_DATA FOR PROCESSING:_

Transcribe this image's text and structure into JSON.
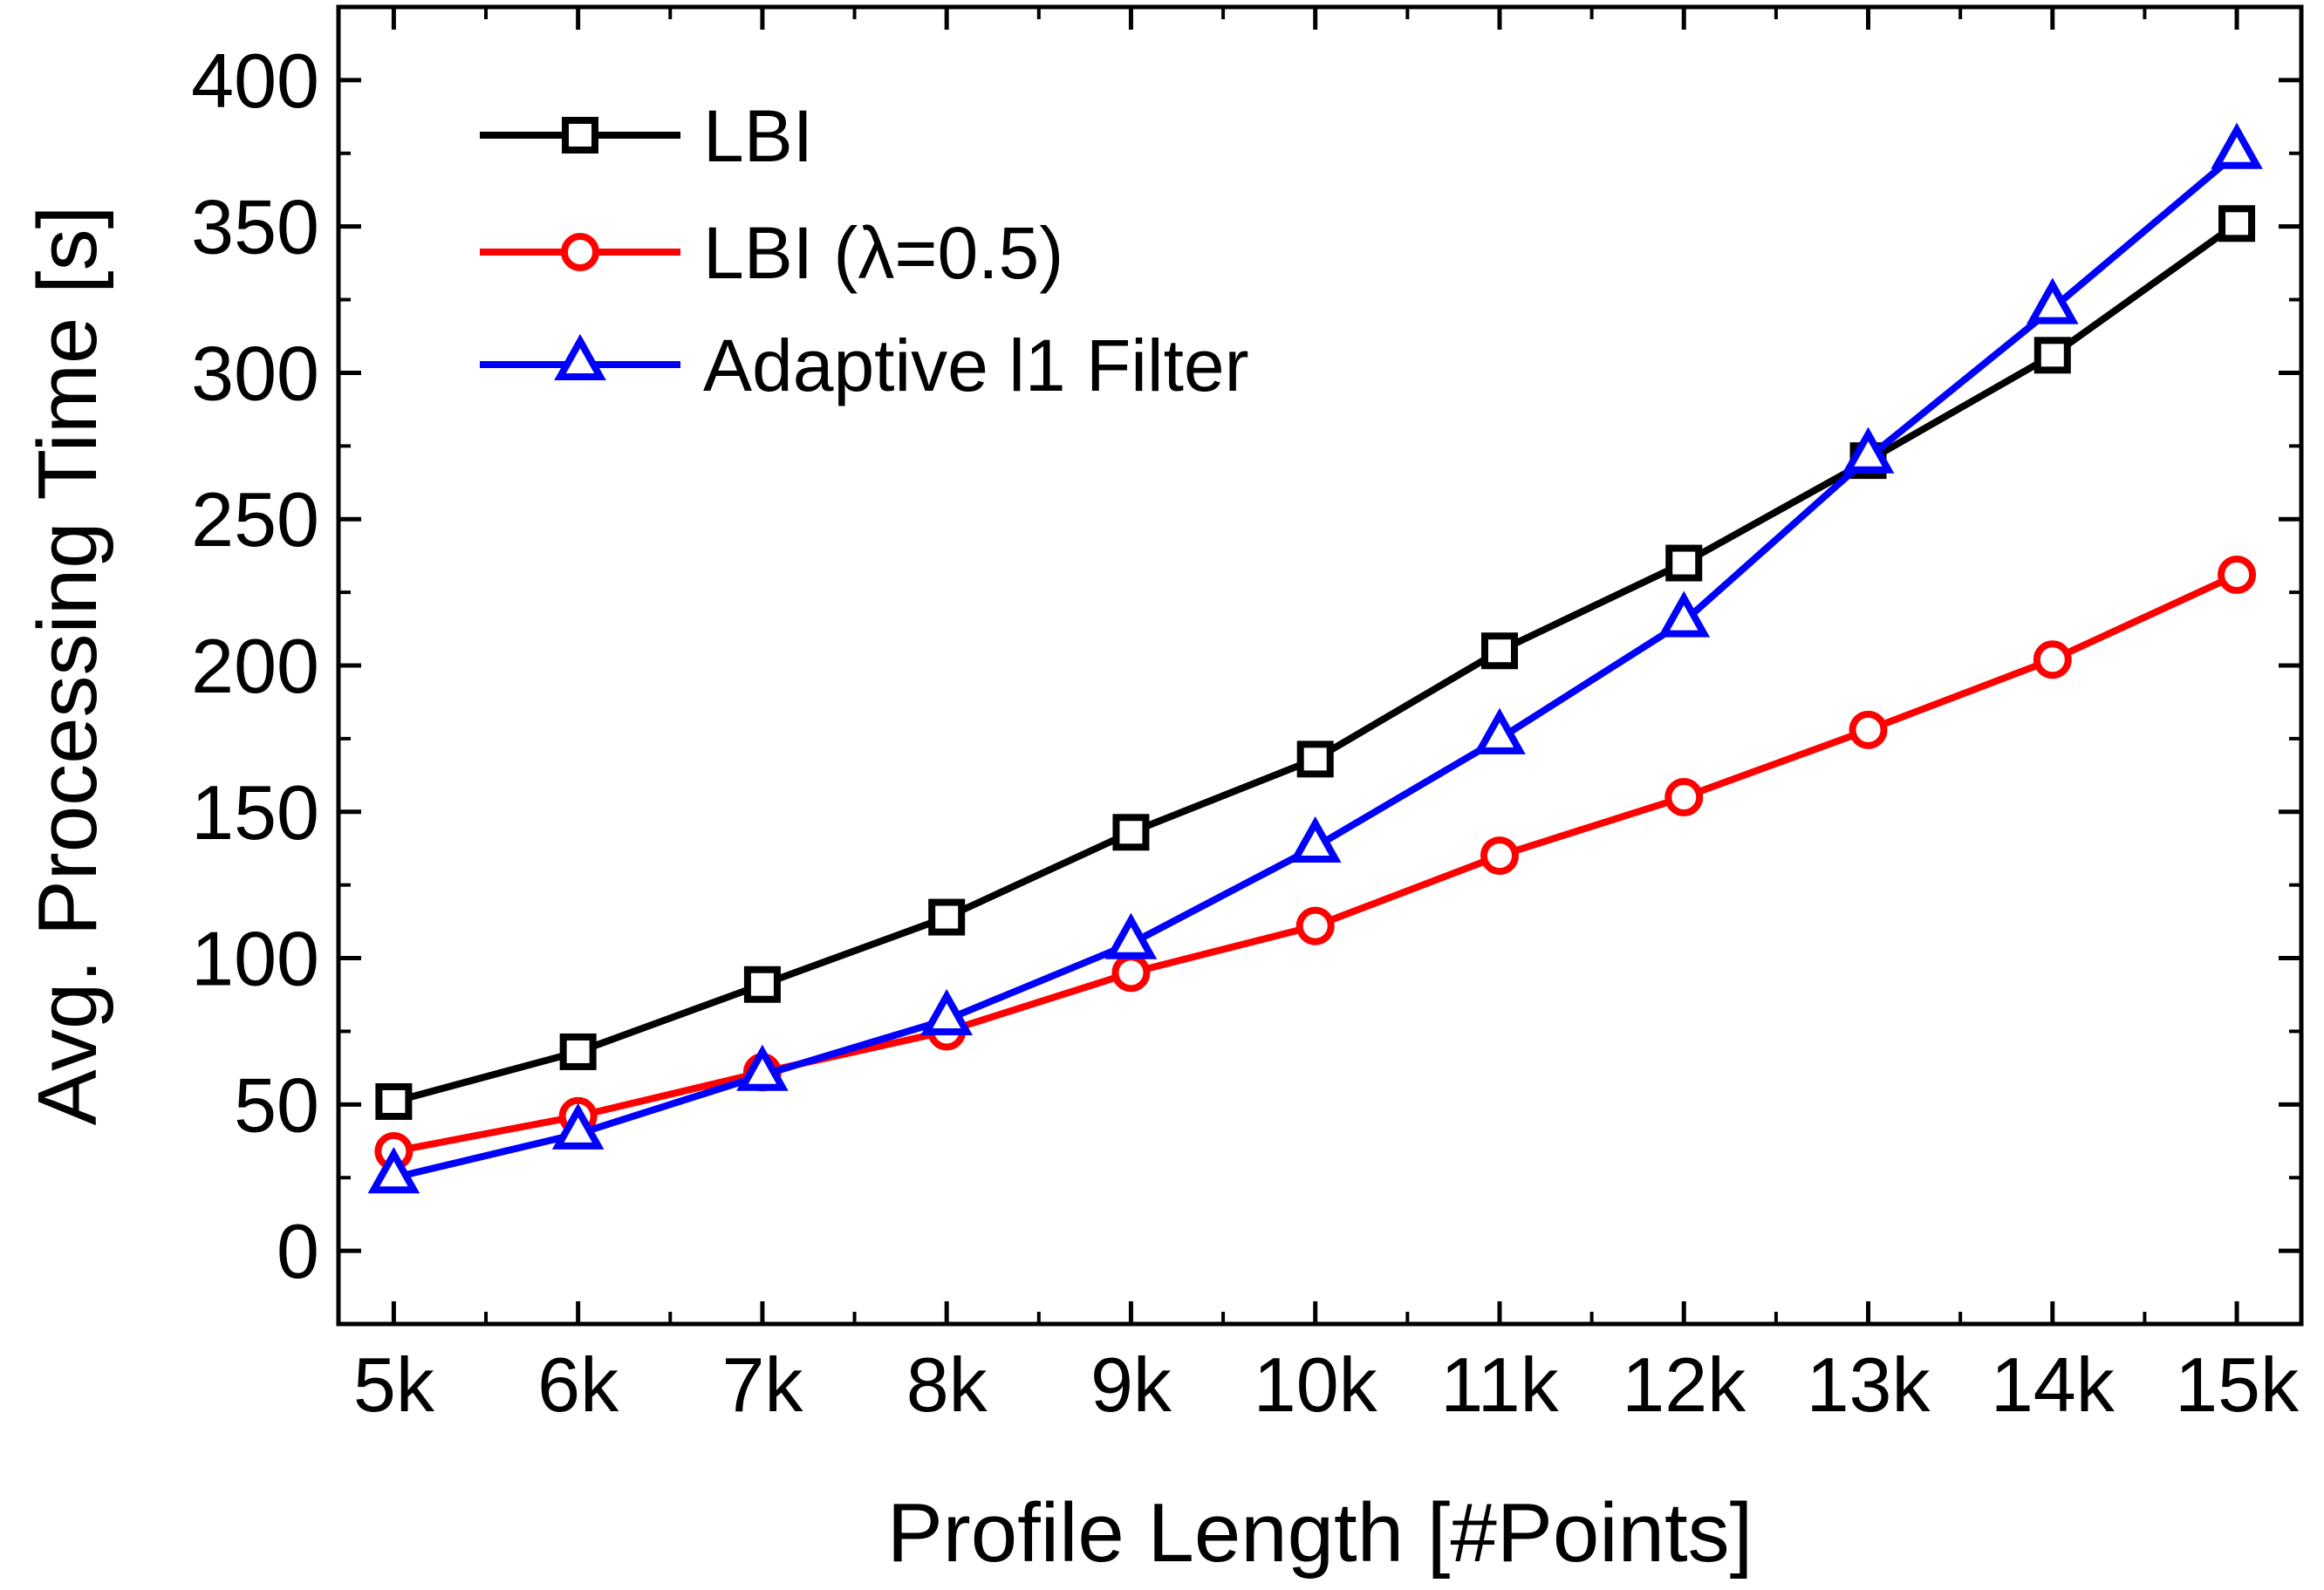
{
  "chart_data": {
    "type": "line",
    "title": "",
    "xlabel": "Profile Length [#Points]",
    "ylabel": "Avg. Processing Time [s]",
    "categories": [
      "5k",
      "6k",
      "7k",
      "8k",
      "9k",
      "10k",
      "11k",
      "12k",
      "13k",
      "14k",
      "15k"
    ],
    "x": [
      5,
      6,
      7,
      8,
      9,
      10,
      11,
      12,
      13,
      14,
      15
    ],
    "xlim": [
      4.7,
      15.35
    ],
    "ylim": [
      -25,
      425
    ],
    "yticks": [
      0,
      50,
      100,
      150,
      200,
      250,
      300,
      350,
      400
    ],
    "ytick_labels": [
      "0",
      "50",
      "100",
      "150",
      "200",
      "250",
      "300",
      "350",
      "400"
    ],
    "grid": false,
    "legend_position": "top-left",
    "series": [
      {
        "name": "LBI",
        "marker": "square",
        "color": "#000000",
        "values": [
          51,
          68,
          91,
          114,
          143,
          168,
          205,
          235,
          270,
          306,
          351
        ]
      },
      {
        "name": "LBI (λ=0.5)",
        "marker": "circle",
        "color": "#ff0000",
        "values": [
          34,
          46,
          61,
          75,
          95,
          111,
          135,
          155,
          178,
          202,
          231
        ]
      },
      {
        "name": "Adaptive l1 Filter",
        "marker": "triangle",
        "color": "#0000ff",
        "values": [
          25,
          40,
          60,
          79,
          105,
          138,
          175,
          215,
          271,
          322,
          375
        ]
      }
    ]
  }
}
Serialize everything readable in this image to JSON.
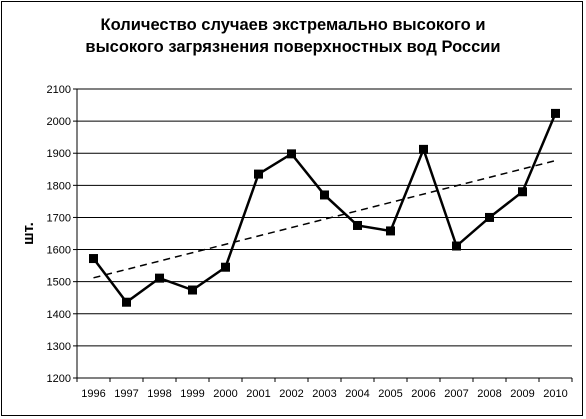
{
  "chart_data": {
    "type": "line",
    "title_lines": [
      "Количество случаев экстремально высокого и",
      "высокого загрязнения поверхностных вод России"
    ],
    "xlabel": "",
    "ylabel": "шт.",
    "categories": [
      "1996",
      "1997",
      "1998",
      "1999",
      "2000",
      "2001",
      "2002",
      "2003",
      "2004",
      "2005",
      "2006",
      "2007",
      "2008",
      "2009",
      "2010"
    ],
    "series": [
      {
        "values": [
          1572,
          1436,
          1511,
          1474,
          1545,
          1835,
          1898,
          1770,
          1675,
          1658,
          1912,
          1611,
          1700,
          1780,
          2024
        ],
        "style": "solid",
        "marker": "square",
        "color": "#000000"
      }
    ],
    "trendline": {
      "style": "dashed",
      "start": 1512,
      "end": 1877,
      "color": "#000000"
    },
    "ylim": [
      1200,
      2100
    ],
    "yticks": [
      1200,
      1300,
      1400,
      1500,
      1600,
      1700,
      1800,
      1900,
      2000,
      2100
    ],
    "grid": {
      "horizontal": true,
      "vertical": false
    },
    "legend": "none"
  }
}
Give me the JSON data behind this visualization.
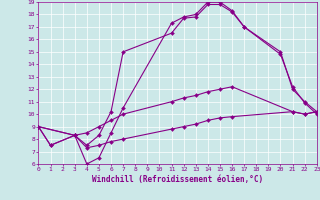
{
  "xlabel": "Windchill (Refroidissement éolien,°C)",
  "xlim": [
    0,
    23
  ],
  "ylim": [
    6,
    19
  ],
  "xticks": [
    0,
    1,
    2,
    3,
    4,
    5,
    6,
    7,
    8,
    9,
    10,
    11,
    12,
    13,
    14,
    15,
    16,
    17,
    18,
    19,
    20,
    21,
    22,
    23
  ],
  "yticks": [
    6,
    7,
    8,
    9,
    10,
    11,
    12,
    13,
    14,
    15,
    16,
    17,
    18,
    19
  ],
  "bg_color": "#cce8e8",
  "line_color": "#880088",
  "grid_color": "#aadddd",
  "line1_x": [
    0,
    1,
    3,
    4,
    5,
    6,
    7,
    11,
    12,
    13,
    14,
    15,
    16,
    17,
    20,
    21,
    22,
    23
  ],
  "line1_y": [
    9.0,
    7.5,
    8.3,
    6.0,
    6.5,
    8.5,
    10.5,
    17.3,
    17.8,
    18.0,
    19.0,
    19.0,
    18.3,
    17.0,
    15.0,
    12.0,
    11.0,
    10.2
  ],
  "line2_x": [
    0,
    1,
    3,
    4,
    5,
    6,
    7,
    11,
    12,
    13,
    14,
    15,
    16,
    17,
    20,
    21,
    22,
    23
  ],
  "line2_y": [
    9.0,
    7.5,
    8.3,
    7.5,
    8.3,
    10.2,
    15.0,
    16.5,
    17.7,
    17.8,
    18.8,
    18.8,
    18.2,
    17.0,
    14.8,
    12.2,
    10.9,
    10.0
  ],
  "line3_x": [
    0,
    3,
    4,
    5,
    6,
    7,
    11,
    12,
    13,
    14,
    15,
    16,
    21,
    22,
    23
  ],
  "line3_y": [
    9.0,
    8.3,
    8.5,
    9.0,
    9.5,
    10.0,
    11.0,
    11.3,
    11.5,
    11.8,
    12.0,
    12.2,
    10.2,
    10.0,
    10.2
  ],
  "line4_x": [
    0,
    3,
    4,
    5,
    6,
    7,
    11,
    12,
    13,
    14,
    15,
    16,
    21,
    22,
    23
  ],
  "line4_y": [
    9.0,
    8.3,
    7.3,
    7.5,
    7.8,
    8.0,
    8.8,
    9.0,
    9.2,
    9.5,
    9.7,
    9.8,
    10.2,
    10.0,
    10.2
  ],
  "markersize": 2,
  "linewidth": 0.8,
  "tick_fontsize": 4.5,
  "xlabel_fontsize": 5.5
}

_WHAT THE TASK ASKS:_
Write the material out again exactly as it appears, dropping the pictures.

_RESULT FOR THIS EXERCISE:_
Transcribe this image's text and structure into JSON.
{
  "chart_data": {
    "type": "line",
    "title": "",
    "xlabel": "Profile Length [#Points]",
    "ylabel": "Avg. Processing Time [s]",
    "categories": [
      "5k",
      "6k",
      "7k",
      "8k",
      "9k",
      "10k",
      "11k",
      "12k",
      "13k",
      "14k",
      "15k"
    ],
    "x": [
      5,
      6,
      7,
      8,
      9,
      10,
      11,
      12,
      13,
      14,
      15
    ],
    "xlim": [
      4.7,
      15.35
    ],
    "ylim": [
      -25,
      425
    ],
    "yticks": [
      0,
      50,
      100,
      150,
      200,
      250,
      300,
      350,
      400
    ],
    "ytick_labels": [
      "0",
      "50",
      "100",
      "150",
      "200",
      "250",
      "300",
      "350",
      "400"
    ],
    "grid": false,
    "legend_position": "top-left",
    "series": [
      {
        "name": "LBI",
        "marker": "square",
        "color": "#000000",
        "values": [
          51,
          68,
          91,
          114,
          143,
          168,
          205,
          235,
          270,
          306,
          351
        ]
      },
      {
        "name": "LBI (λ=0.5)",
        "marker": "circle",
        "color": "#ff0000",
        "values": [
          34,
          46,
          61,
          75,
          95,
          111,
          135,
          155,
          178,
          202,
          231
        ]
      },
      {
        "name": "Adaptive l1 Filter",
        "marker": "triangle",
        "color": "#0000ff",
        "values": [
          25,
          40,
          60,
          79,
          105,
          138,
          175,
          215,
          271,
          322,
          375
        ]
      }
    ]
  }
}
Serialize everything readable in this image to JSON.
{
  "chart_data": {
    "type": "line",
    "title_lines": [
      "Количество случаев экстремально высокого и",
      "высокого загрязнения поверхностных вод России"
    ],
    "xlabel": "",
    "ylabel": "шт.",
    "categories": [
      "1996",
      "1997",
      "1998",
      "1999",
      "2000",
      "2001",
      "2002",
      "2003",
      "2004",
      "2005",
      "2006",
      "2007",
      "2008",
      "2009",
      "2010"
    ],
    "series": [
      {
        "values": [
          1572,
          1436,
          1511,
          1474,
          1545,
          1835,
          1898,
          1770,
          1675,
          1658,
          1912,
          1611,
          1700,
          1780,
          2024
        ],
        "style": "solid",
        "marker": "square",
        "color": "#000000"
      }
    ],
    "trendline": {
      "style": "dashed",
      "start": 1512,
      "end": 1877,
      "color": "#000000"
    },
    "ylim": [
      1200,
      2100
    ],
    "yticks": [
      1200,
      1300,
      1400,
      1500,
      1600,
      1700,
      1800,
      1900,
      2000,
      2100
    ],
    "grid": {
      "horizontal": true,
      "vertical": false
    },
    "legend": "none"
  }
}
Give me the JSON data behind this visualization.
{
  "xlabel": "Windchill (Refroidissement éolien,°C)",
  "xlim": [
    0,
    23
  ],
  "ylim": [
    6,
    19
  ],
  "xticks": [
    0,
    1,
    2,
    3,
    4,
    5,
    6,
    7,
    8,
    9,
    10,
    11,
    12,
    13,
    14,
    15,
    16,
    17,
    18,
    19,
    20,
    21,
    22,
    23
  ],
  "yticks": [
    6,
    7,
    8,
    9,
    10,
    11,
    12,
    13,
    14,
    15,
    16,
    17,
    18,
    19
  ],
  "bg_color": "#cce8e8",
  "line_color": "#880088",
  "grid_color": "#aadddd",
  "line1_x": [
    0,
    1,
    3,
    4,
    5,
    6,
    7,
    11,
    12,
    13,
    14,
    15,
    16,
    17,
    20,
    21,
    22,
    23
  ],
  "line1_y": [
    9.0,
    7.5,
    8.3,
    6.0,
    6.5,
    8.5,
    10.5,
    17.3,
    17.8,
    18.0,
    19.0,
    19.0,
    18.3,
    17.0,
    15.0,
    12.0,
    11.0,
    10.2
  ],
  "line2_x": [
    0,
    1,
    3,
    4,
    5,
    6,
    7,
    11,
    12,
    13,
    14,
    15,
    16,
    17,
    20,
    21,
    22,
    23
  ],
  "line2_y": [
    9.0,
    7.5,
    8.3,
    7.5,
    8.3,
    10.2,
    15.0,
    16.5,
    17.7,
    17.8,
    18.8,
    18.8,
    18.2,
    17.0,
    14.8,
    12.2,
    10.9,
    10.0
  ],
  "line3_x": [
    0,
    3,
    4,
    5,
    6,
    7,
    11,
    12,
    13,
    14,
    15,
    16,
    21,
    22,
    23
  ],
  "line3_y": [
    9.0,
    8.3,
    8.5,
    9.0,
    9.5,
    10.0,
    11.0,
    11.3,
    11.5,
    11.8,
    12.0,
    12.2,
    10.2,
    10.0,
    10.2
  ],
  "line4_x": [
    0,
    3,
    4,
    5,
    6,
    7,
    11,
    12,
    13,
    14,
    15,
    16,
    21,
    22,
    23
  ],
  "line4_y": [
    9.0,
    8.3,
    7.3,
    7.5,
    7.8,
    8.0,
    8.8,
    9.0,
    9.2,
    9.5,
    9.7,
    9.8,
    10.2,
    10.0,
    10.2
  ],
  "markersize": 2,
  "linewidth": 0.8,
  "tick_fontsize": 4.5,
  "xlabel_fontsize": 5.5
}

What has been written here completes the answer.